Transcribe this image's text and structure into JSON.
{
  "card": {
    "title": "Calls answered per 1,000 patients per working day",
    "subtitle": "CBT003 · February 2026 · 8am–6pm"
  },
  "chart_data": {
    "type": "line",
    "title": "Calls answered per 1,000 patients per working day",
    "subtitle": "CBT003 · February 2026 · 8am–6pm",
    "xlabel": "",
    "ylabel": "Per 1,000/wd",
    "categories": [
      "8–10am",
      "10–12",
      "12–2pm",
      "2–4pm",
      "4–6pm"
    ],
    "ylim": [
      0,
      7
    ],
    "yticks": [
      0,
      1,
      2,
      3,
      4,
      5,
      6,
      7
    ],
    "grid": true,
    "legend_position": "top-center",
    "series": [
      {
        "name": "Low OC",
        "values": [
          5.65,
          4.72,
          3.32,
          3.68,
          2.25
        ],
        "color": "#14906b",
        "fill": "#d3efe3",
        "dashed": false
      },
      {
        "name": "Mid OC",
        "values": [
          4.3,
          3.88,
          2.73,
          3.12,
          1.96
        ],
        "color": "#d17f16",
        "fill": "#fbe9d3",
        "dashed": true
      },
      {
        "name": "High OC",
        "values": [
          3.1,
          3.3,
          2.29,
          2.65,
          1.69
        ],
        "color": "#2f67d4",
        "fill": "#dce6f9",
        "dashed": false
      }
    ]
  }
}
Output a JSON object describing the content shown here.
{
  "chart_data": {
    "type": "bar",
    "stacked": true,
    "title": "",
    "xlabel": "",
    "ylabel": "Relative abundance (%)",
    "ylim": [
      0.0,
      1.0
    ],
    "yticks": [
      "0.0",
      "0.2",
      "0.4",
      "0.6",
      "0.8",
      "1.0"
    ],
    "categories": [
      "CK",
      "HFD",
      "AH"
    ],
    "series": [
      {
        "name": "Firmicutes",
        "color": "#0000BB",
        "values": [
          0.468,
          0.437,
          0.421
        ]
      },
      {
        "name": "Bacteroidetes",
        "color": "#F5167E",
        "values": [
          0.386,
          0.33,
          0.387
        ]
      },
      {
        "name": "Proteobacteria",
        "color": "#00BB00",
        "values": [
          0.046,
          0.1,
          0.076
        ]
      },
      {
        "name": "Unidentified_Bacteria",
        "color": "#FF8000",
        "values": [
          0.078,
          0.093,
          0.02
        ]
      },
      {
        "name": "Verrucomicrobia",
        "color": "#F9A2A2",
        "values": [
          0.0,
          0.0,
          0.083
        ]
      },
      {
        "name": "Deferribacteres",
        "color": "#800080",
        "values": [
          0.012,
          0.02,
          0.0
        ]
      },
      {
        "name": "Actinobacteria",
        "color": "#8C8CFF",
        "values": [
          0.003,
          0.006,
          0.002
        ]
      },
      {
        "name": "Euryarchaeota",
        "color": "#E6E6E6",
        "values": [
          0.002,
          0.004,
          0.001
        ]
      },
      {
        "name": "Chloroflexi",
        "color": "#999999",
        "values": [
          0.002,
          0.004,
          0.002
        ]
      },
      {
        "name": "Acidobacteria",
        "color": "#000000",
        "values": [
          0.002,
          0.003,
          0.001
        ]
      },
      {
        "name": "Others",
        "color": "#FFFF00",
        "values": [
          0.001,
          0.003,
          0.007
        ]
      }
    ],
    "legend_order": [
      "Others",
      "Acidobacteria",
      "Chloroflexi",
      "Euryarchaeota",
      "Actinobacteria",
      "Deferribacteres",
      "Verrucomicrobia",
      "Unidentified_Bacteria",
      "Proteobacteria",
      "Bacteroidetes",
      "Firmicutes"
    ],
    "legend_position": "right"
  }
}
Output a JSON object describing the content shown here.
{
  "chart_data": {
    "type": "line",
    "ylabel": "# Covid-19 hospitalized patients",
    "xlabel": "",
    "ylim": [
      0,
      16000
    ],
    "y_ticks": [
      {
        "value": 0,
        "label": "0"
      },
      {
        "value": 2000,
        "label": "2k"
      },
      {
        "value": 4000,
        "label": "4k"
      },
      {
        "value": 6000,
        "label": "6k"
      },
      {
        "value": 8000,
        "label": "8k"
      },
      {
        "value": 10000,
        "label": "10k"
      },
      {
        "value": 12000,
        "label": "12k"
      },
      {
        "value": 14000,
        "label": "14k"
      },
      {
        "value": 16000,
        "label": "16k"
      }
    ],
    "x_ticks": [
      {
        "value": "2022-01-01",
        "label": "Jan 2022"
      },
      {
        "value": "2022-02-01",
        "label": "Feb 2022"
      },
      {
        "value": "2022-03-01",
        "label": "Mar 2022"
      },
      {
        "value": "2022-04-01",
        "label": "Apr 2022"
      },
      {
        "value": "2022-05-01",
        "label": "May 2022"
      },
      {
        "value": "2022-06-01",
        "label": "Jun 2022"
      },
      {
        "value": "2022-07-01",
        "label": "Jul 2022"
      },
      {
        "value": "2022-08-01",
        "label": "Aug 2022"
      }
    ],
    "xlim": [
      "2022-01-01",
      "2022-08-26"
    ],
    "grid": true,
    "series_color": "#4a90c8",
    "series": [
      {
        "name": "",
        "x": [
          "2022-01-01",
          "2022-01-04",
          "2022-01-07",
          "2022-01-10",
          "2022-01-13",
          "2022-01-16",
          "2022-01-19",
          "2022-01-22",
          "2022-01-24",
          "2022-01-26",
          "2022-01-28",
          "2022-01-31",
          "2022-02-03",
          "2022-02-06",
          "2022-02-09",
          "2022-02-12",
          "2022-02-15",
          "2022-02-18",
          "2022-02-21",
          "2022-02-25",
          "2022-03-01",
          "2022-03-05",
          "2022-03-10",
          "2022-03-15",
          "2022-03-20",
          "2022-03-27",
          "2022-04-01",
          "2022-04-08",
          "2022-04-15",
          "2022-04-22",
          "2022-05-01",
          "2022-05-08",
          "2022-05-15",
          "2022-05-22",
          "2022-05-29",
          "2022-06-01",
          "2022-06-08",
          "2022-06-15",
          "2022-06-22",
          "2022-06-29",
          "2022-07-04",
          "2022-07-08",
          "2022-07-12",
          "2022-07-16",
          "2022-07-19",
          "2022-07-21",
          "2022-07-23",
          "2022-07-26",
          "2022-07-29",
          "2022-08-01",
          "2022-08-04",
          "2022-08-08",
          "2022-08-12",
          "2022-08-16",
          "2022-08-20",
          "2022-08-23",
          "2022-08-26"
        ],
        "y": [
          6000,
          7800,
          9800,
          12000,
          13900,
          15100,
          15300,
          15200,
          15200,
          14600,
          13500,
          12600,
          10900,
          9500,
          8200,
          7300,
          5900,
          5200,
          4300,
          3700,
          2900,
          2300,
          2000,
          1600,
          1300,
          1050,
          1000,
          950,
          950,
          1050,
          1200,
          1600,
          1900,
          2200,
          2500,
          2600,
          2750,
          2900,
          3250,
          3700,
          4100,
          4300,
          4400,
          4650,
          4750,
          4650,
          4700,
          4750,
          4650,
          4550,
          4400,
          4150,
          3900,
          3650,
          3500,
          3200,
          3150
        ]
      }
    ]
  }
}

• _What is needed_: Every entry must appear in the answer exactly as written.

• _Answer below_:
Transcribe this image's text and structure into JSON.
{
  "card": {
    "title": "Calls answered per 1,000 patients per working day",
    "subtitle": "CBT003 · February 2026 · 8am–6pm"
  },
  "chart_data": {
    "type": "line",
    "title": "Calls answered per 1,000 patients per working day",
    "subtitle": "CBT003 · February 2026 · 8am–6pm",
    "xlabel": "",
    "ylabel": "Per 1,000/wd",
    "categories": [
      "8–10am",
      "10–12",
      "12–2pm",
      "2–4pm",
      "4–6pm"
    ],
    "ylim": [
      0,
      7
    ],
    "yticks": [
      0,
      1,
      2,
      3,
      4,
      5,
      6,
      7
    ],
    "grid": true,
    "legend_position": "top-center",
    "series": [
      {
        "name": "Low OC",
        "values": [
          5.65,
          4.72,
          3.32,
          3.68,
          2.25
        ],
        "color": "#14906b",
        "fill": "#d3efe3",
        "dashed": false
      },
      {
        "name": "Mid OC",
        "values": [
          4.3,
          3.88,
          2.73,
          3.12,
          1.96
        ],
        "color": "#d17f16",
        "fill": "#fbe9d3",
        "dashed": true
      },
      {
        "name": "High OC",
        "values": [
          3.1,
          3.3,
          2.29,
          2.65,
          1.69
        ],
        "color": "#2f67d4",
        "fill": "#dce6f9",
        "dashed": false
      }
    ]
  }
}
Output a JSON object describing the content shown here.
{
  "chart_data": {
    "type": "bar",
    "stacked": true,
    "title": "",
    "xlabel": "",
    "ylabel": "Relative abundance (%)",
    "ylim": [
      0.0,
      1.0
    ],
    "yticks": [
      "0.0",
      "0.2",
      "0.4",
      "0.6",
      "0.8",
      "1.0"
    ],
    "categories": [
      "CK",
      "HFD",
      "AH"
    ],
    "series": [
      {
        "name": "Firmicutes",
        "color": "#0000BB",
        "values": [
          0.468,
          0.437,
          0.421
        ]
      },
      {
        "name": "Bacteroidetes",
        "color": "#F5167E",
        "values": [
          0.386,
          0.33,
          0.387
        ]
      },
      {
        "name": "Proteobacteria",
        "color": "#00BB00",
        "values": [
          0.046,
          0.1,
          0.076
        ]
      },
      {
        "name": "Unidentified_Bacteria",
        "color": "#FF8000",
        "values": [
          0.078,
          0.093,
          0.02
        ]
      },
      {
        "name": "Verrucomicrobia",
        "color": "#F9A2A2",
        "values": [
          0.0,
          0.0,
          0.083
        ]
      },
      {
        "name": "Deferribacteres",
        "color": "#800080",
        "values": [
          0.012,
          0.02,
          0.0
        ]
      },
      {
        "name": "Actinobacteria",
        "color": "#8C8CFF",
        "values": [
          0.003,
          0.006,
          0.002
        ]
      },
      {
        "name": "Euryarchaeota",
        "color": "#E6E6E6",
        "values": [
          0.002,
          0.004,
          0.001
        ]
      },
      {
        "name": "Chloroflexi",
        "color": "#999999",
        "values": [
          0.002,
          0.004,
          0.002
        ]
      },
      {
        "name": "Acidobacteria",
        "color": "#000000",
        "values": [
          0.002,
          0.003,
          0.001
        ]
      },
      {
        "name": "Others",
        "color": "#FFFF00",
        "values": [
          0.001,
          0.003,
          0.007
        ]
      }
    ],
    "legend_order": [
      "Others",
      "Acidobacteria",
      "Chloroflexi",
      "Euryarchaeota",
      "Actinobacteria",
      "Deferribacteres",
      "Verrucomicrobia",
      "Unidentified_Bacteria",
      "Proteobacteria",
      "Bacteroidetes",
      "Firmicutes"
    ],
    "legend_position": "right"
  }
}
Output a JSON object describing the content shown here.
{
  "chart_data": {
    "type": "line",
    "ylabel": "# Covid-19 hospitalized patients",
    "xlabel": "",
    "ylim": [
      0,
      16000
    ],
    "y_ticks": [
      {
        "value": 0,
        "label": "0"
      },
      {
        "value": 2000,
        "label": "2k"
      },
      {
        "value": 4000,
        "label": "4k"
      },
      {
        "value": 6000,
        "label": "6k"
      },
      {
        "value": 8000,
        "label": "8k"
      },
      {
        "value": 10000,
        "label": "10k"
      },
      {
        "value": 12000,
        "label": "12k"
      },
      {
        "value": 14000,
        "label": "14k"
      },
      {
        "value": 16000,
        "label": "16k"
      }
    ],
    "x_ticks": [
      {
        "value": "2022-01-01",
        "label": "Jan 2022"
      },
      {
        "value": "2022-02-01",
        "label": "Feb 2022"
      },
      {
        "value": "2022-03-01",
        "label": "Mar 2022"
      },
      {
        "value": "2022-04-01",
        "label": "Apr 2022"
      },
      {
        "value": "2022-05-01",
        "label": "May 2022"
      },
      {
        "value": "2022-06-01",
        "label": "Jun 2022"
      },
      {
        "value": "2022-07-01",
        "label": "Jul 2022"
      },
      {
        "value": "2022-08-01",
        "label": "Aug 2022"
      }
    ],
    "xlim": [
      "2022-01-01",
      "2022-08-26"
    ],
    "grid": true,
    "series_color": "#4a90c8",
    "series": [
      {
        "name": "",
        "x": [
          "2022-01-01",
          "2022-01-04",
          "2022-01-07",
          "2022-01-10",
          "2022-01-13",
          "2022-01-16",
          "2022-01-19",
          "2022-01-22",
          "2022-01-24",
          "2022-01-26",
          "2022-01-28",
          "2022-01-31",
          "2022-02-03",
          "2022-02-06",
          "2022-02-09",
          "2022-02-12",
          "2022-02-15",
          "2022-02-18",
          "2022-02-21",
          "2022-02-25",
          "2022-03-01",
          "2022-03-05",
          "2022-03-10",
          "2022-03-15",
          "2022-03-20",
          "2022-03-27",
          "2022-04-01",
          "2022-04-08",
          "2022-04-15",
          "2022-04-22",
          "2022-05-01",
          "2022-05-08",
          "2022-05-15",
          "2022-05-22",
          "2022-05-29",
          "2022-06-01",
          "2022-06-08",
          "2022-06-15",
          "2022-06-22",
          "2022-06-29",
          "2022-07-04",
          "2022-07-08",
          "2022-07-12",
          "2022-07-16",
          "2022-07-19",
          "2022-07-21",
          "2022-07-23",
          "2022-07-26",
          "2022-07-29",
          "2022-08-01",
          "2022-08-04",
          "2022-08-08",
          "2022-08-12",
          "2022-08-16",
          "2022-08-20",
          "2022-08-23",
          "2022-08-26"
        ],
        "y": [
          6000,
          7800,
          9800,
          12000,
          13900,
          15100,
          15300,
          15200,
          15200,
          14600,
          13500,
          12600,
          10900,
          9500,
          8200,
          7300,
          5900,
          5200,
          4300,
          3700,
          2900,
          2300,
          2000,
          1600,
          1300,
          1050,
          1000,
          950,
          950,
          1050,
          1200,
          1600,
          1900,
          2200,
          2500,
          2600,
          2750,
          2900,
          3250,
          3700,
          4100,
          4300,
          4400,
          4650,
          4750,
          4650,
          4700,
          4750,
          4650,
          4550,
          4400,
          4150,
          3900,
          3650,
          3500,
          3200,
          3150
        ]
      }
    ]
  }
}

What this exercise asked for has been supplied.